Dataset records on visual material
------------------------------------------------------------
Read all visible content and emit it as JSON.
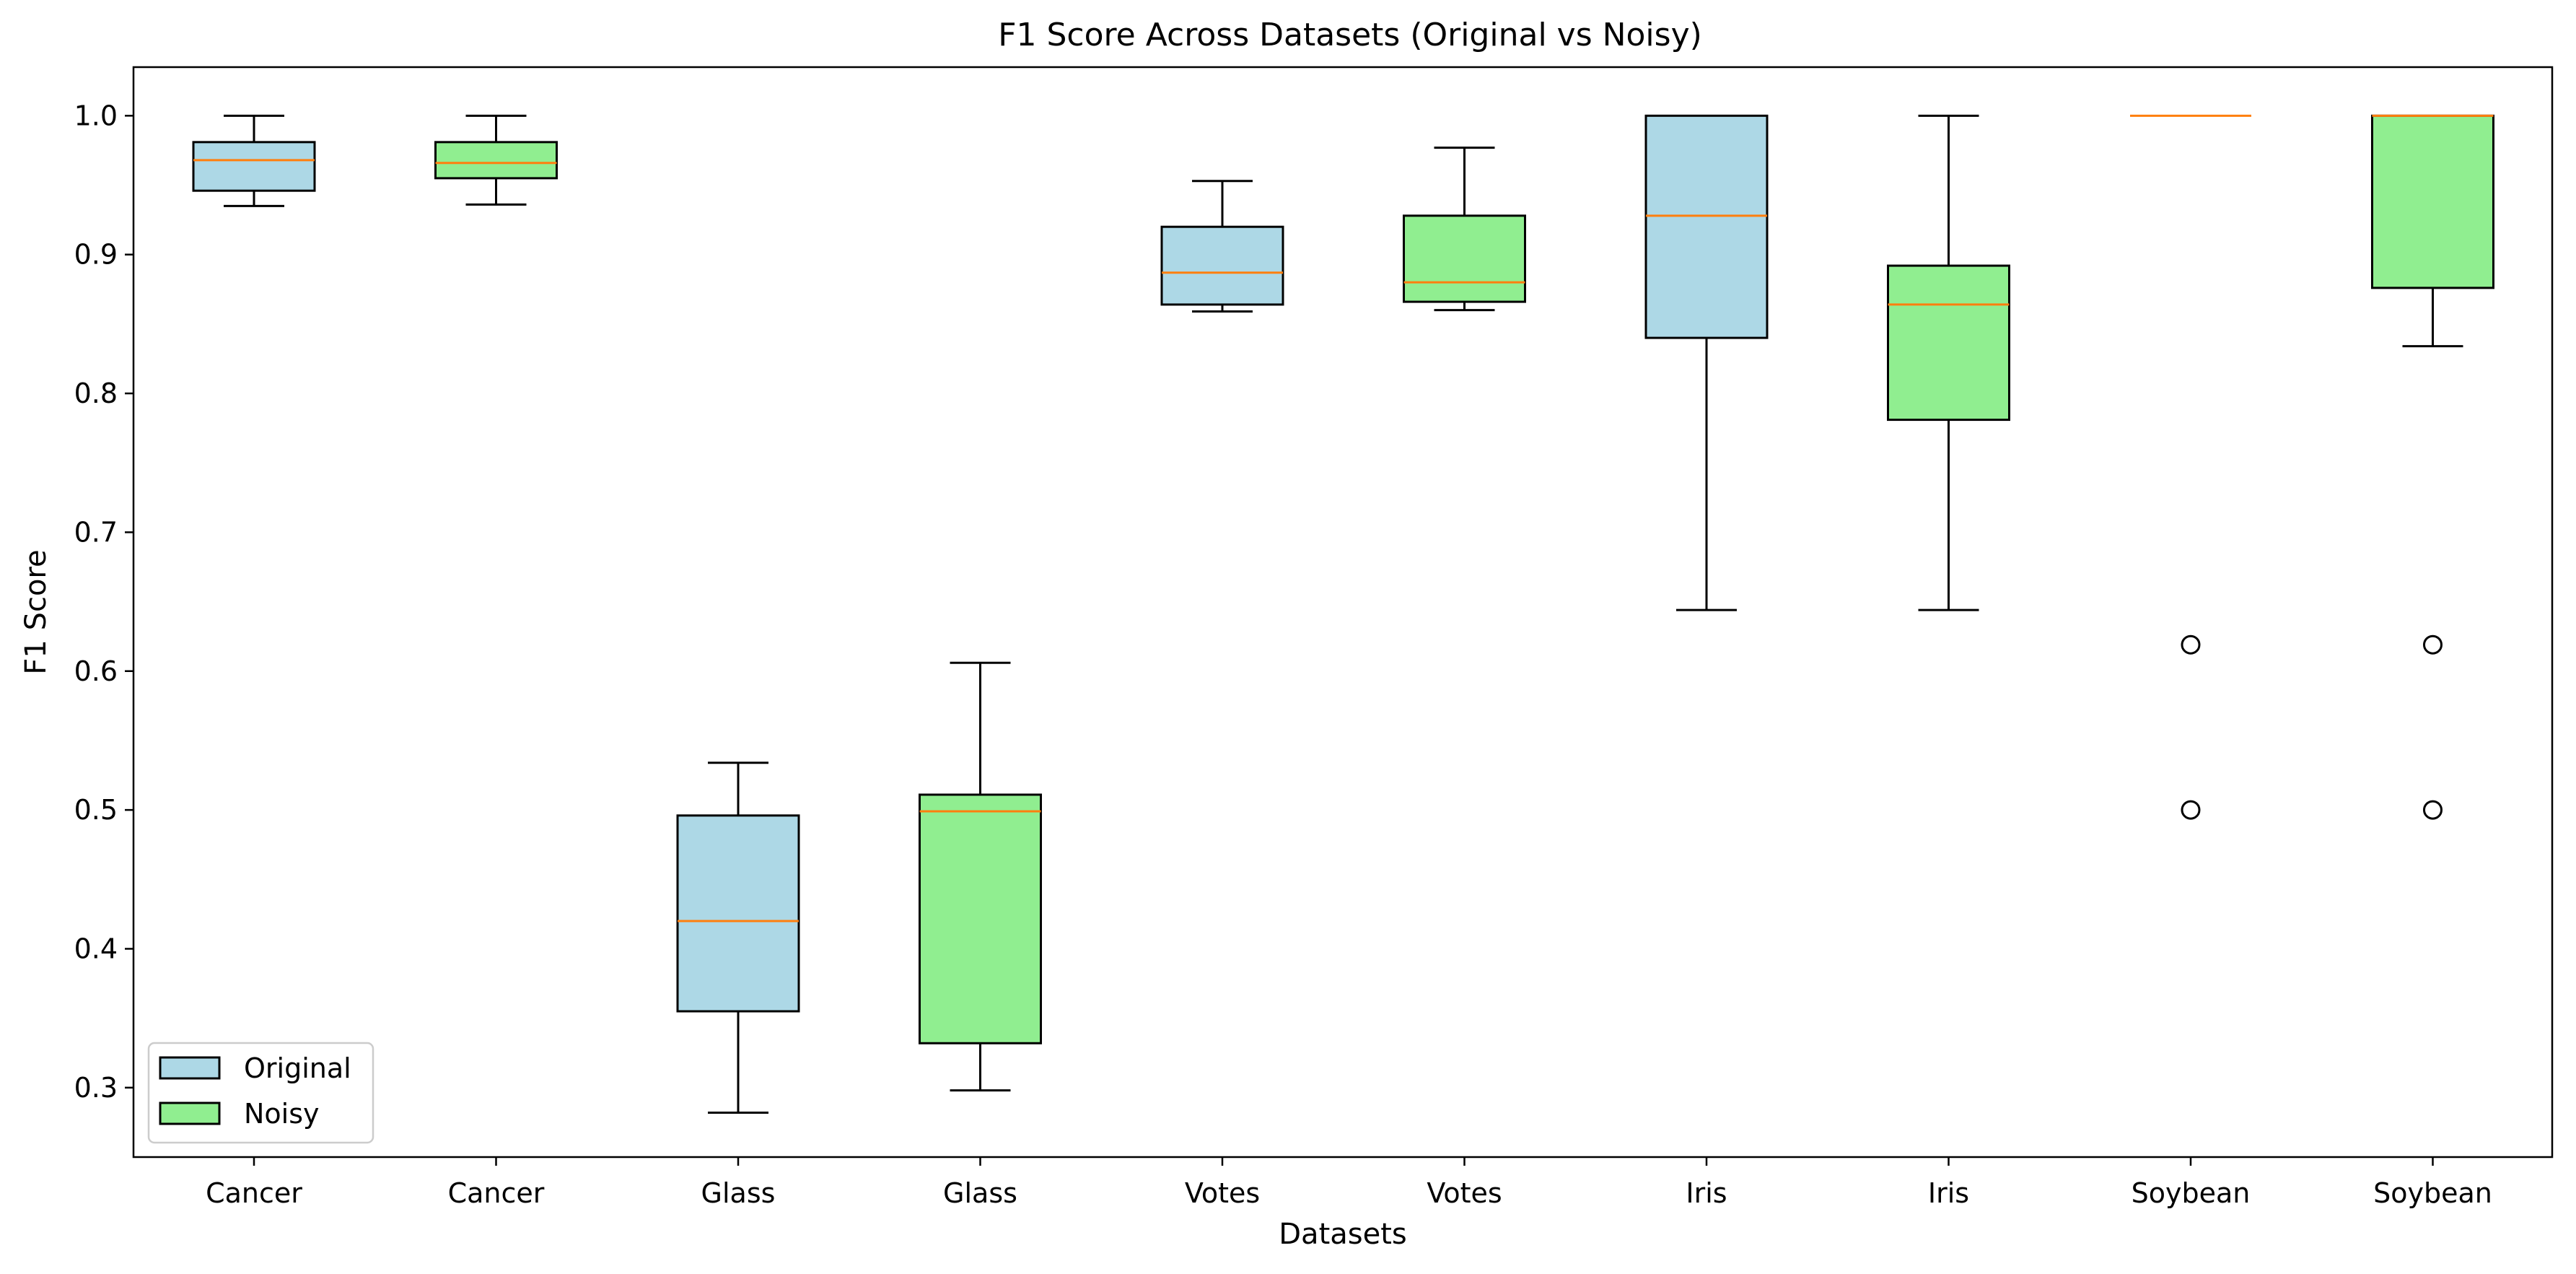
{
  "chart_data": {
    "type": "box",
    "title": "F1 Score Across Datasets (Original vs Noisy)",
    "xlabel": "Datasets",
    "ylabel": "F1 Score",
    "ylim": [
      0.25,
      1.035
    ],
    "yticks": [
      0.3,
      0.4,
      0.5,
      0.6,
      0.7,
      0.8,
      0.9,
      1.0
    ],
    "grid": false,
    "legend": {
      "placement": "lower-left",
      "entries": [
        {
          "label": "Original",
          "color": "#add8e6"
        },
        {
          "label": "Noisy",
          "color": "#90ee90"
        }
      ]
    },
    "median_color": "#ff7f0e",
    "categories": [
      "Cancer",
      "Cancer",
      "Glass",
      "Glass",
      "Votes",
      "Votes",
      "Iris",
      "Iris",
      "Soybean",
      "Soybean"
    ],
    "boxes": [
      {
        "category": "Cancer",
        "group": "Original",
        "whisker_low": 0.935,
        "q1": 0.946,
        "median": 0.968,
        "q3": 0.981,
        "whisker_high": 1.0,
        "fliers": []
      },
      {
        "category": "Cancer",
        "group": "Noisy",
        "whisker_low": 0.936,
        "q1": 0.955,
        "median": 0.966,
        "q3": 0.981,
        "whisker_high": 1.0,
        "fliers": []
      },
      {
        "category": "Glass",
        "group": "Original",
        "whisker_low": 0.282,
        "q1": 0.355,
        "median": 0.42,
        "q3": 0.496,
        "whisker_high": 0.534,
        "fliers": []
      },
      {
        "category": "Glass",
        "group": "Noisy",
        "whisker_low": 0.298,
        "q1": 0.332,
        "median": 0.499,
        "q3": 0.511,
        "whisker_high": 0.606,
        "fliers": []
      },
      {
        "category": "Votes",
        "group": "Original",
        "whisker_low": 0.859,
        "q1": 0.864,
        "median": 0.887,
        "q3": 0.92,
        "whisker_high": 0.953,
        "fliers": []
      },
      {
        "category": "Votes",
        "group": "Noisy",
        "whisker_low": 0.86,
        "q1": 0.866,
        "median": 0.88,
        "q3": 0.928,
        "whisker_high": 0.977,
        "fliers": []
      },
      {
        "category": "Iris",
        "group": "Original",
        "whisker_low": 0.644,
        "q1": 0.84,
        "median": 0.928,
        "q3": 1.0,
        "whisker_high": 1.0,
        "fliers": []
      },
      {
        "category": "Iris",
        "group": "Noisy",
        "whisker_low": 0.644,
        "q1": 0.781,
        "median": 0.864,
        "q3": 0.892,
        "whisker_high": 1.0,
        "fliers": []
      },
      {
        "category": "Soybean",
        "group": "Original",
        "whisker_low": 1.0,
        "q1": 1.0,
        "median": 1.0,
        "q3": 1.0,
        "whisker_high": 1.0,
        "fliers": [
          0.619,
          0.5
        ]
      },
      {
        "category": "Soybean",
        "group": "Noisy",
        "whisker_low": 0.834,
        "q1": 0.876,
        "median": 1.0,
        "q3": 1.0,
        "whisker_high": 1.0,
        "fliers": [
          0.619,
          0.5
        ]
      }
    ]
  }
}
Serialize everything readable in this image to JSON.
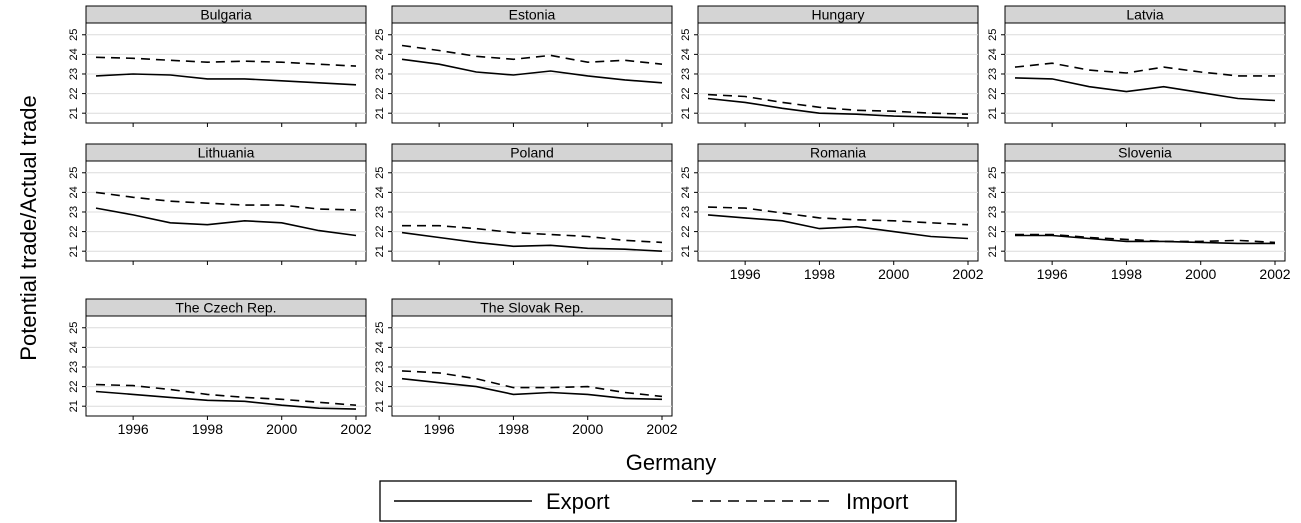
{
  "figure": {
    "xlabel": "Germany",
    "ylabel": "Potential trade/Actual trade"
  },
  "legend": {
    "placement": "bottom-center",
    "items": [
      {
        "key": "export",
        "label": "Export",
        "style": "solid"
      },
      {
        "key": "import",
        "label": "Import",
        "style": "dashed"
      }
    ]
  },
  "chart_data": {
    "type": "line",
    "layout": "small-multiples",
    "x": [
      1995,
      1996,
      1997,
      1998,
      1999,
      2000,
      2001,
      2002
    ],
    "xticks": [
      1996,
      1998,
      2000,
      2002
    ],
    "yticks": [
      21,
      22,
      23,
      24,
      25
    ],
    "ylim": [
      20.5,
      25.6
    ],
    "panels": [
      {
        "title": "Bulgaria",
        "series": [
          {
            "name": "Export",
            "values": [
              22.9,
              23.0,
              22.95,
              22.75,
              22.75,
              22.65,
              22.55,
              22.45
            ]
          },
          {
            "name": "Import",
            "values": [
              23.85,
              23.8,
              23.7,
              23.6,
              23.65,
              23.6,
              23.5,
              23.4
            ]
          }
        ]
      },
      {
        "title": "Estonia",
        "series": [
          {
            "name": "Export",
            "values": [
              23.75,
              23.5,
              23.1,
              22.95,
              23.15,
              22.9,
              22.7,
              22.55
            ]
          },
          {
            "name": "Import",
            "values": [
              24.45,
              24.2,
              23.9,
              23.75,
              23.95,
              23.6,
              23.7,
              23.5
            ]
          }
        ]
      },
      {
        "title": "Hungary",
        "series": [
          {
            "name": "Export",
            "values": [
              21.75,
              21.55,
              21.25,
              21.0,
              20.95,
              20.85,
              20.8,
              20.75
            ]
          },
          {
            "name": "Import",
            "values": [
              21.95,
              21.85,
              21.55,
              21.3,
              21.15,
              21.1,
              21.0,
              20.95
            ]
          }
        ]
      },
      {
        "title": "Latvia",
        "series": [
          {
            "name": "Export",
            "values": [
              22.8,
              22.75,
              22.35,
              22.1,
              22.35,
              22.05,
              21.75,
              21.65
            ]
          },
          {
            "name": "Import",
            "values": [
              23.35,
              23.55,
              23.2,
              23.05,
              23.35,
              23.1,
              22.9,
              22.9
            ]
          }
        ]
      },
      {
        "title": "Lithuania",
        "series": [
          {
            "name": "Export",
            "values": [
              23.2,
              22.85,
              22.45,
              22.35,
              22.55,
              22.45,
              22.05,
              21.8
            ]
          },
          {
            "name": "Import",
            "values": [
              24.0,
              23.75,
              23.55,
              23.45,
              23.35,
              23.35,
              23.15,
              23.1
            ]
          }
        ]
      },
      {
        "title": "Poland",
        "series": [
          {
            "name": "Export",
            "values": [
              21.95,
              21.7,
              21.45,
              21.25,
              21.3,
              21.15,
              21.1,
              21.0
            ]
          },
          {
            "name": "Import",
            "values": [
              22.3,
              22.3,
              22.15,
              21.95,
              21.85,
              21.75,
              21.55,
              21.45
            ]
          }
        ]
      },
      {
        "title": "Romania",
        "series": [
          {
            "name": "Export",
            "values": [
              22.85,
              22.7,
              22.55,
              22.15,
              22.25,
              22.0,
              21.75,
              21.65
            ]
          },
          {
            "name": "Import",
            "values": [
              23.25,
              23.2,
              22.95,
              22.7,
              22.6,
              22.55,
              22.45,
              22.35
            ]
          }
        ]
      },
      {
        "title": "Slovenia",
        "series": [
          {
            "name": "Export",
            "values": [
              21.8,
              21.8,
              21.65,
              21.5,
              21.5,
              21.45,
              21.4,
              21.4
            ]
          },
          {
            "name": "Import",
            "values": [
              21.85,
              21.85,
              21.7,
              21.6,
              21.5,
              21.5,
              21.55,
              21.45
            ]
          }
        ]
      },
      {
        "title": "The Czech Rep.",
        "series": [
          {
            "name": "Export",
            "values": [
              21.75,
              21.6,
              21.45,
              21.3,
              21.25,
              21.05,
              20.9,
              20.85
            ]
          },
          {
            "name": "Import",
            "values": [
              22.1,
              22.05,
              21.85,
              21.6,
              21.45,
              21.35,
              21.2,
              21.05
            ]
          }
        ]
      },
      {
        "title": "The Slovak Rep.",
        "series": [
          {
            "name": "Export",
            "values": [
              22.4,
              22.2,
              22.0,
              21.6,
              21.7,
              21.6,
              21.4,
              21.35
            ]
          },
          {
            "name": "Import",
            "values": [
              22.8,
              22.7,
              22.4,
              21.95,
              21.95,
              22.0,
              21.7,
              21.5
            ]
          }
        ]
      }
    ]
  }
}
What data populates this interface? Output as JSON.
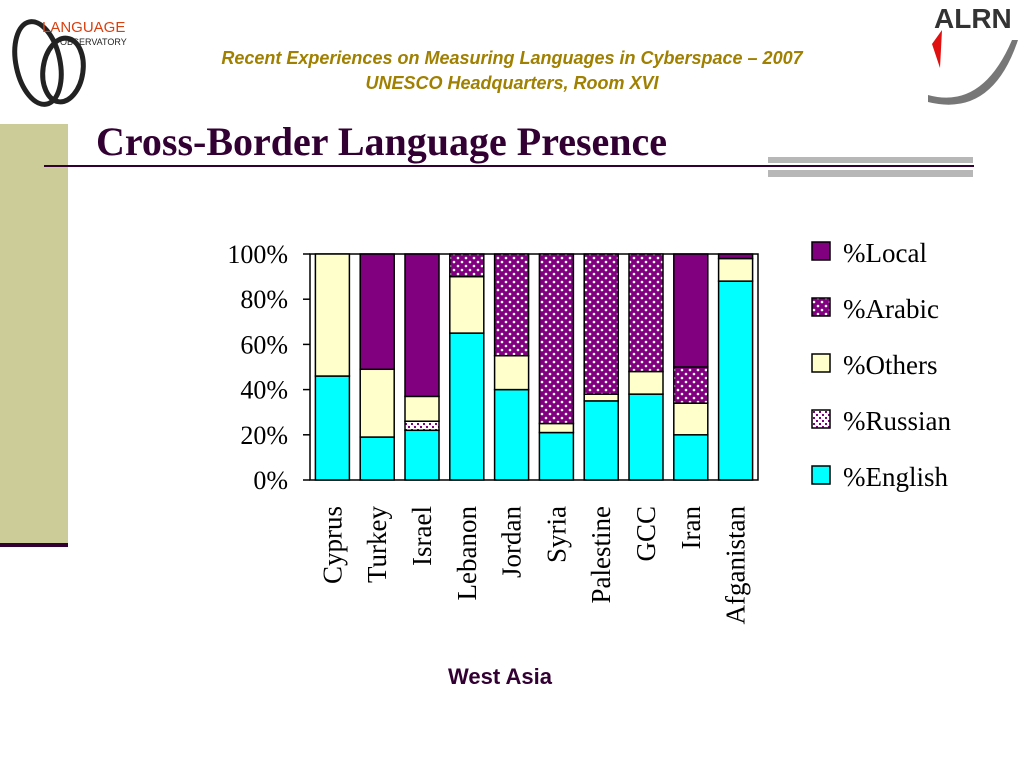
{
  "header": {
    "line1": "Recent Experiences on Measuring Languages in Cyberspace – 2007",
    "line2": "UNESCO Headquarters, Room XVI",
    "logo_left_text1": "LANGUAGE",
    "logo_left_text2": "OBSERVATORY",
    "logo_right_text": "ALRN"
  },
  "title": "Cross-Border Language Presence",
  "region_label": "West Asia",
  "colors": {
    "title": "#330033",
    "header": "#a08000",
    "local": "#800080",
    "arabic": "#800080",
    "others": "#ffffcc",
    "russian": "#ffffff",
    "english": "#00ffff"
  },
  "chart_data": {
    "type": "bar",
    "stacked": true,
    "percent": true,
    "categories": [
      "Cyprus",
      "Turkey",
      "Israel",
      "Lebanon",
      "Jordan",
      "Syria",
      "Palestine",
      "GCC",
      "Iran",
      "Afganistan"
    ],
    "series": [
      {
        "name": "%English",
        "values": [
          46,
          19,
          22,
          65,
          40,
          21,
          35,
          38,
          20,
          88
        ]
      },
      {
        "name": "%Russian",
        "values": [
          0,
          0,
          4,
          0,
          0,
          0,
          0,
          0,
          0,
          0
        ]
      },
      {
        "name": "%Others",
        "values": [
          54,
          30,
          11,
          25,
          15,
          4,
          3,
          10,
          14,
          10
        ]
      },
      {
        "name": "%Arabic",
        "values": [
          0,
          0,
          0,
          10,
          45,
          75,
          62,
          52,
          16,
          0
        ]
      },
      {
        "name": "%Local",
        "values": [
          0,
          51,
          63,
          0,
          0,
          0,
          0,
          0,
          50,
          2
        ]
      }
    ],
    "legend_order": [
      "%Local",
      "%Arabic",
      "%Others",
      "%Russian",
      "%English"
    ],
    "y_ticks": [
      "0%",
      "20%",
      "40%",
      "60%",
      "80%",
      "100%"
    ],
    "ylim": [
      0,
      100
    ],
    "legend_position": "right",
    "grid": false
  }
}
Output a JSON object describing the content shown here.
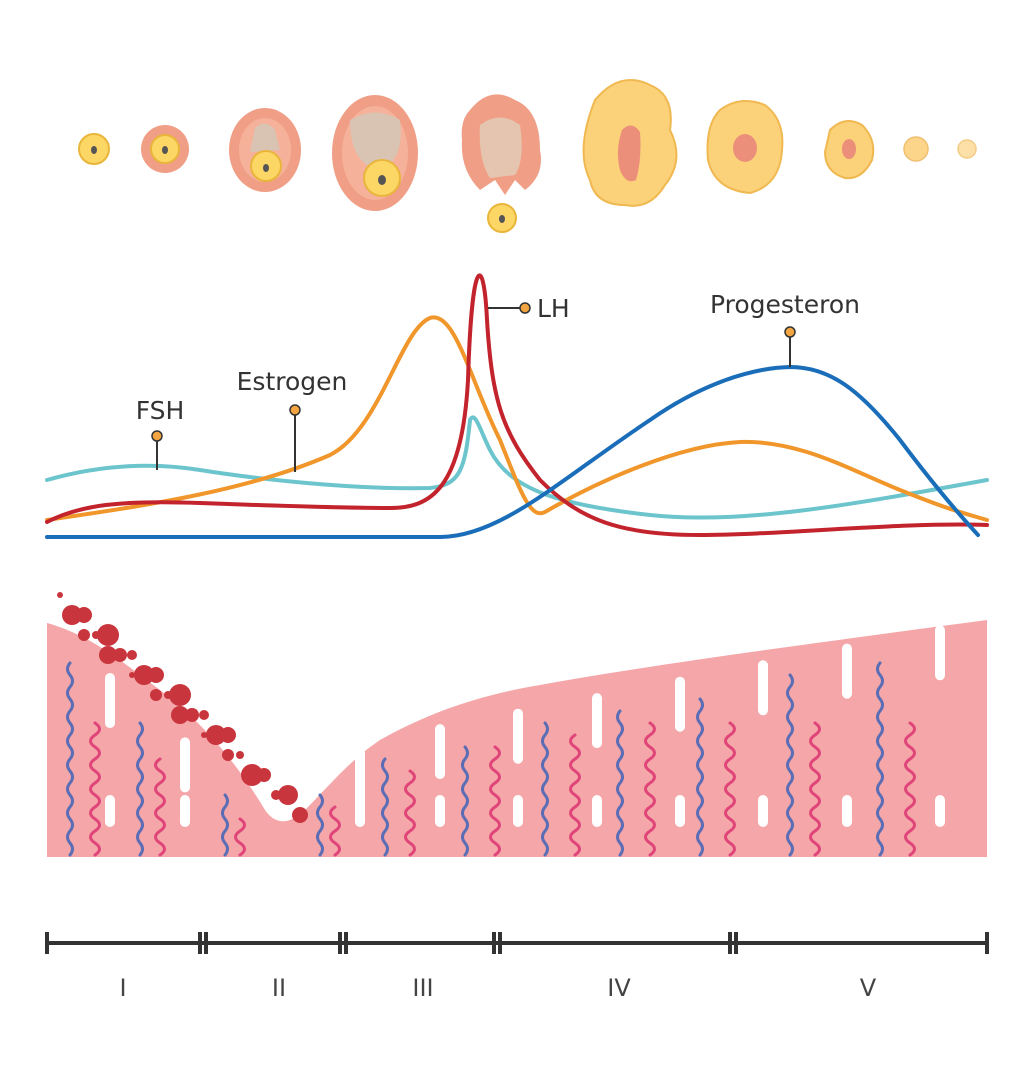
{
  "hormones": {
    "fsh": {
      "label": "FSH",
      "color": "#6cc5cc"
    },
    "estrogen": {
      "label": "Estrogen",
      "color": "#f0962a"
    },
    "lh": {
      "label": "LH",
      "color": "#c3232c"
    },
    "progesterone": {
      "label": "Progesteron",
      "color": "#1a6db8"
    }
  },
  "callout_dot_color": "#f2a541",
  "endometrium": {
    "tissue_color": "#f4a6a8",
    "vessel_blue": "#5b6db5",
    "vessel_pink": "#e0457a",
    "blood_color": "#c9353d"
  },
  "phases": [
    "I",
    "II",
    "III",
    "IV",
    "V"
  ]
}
------------------------------------------------------------
### AIM OF THE TASK
In the records above, collect each line with "content".

### EXERCISE OUTPUT
Read all visible content and emit it as JSON.
Output a JSON object describing the content shown here.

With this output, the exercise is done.